EXERCISE DESCRIPTION
Say how many lines in the data below contain the word "محكمة", and give no other text.

(A run of records)
—————
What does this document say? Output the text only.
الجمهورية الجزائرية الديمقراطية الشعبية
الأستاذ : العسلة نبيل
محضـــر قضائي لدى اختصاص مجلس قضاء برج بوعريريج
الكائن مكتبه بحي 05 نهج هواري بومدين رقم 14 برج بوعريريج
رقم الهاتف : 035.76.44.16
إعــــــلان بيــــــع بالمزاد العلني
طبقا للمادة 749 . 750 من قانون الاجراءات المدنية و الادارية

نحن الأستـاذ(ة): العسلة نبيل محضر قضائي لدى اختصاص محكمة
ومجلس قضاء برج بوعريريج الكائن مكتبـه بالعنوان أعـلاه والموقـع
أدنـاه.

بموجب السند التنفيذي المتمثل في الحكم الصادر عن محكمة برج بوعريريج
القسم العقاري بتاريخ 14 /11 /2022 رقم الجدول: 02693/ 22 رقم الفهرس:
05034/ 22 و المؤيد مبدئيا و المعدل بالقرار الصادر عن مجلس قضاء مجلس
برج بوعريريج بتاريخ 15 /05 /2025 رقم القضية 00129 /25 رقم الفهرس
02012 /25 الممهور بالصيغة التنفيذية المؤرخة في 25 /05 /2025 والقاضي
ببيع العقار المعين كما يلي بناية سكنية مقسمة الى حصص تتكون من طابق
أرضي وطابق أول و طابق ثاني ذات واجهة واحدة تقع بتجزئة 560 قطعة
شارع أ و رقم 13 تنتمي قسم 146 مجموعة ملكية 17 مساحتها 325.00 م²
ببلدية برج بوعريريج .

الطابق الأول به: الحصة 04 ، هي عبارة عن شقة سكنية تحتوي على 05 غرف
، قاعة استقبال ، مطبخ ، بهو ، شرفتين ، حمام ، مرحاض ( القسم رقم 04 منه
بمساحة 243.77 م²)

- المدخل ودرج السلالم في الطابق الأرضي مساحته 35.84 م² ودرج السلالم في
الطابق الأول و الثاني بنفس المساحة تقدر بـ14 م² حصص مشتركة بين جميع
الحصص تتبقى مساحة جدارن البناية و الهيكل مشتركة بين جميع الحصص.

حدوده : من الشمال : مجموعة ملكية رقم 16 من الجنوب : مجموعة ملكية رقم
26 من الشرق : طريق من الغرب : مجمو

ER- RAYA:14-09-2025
—————
ANSWER
2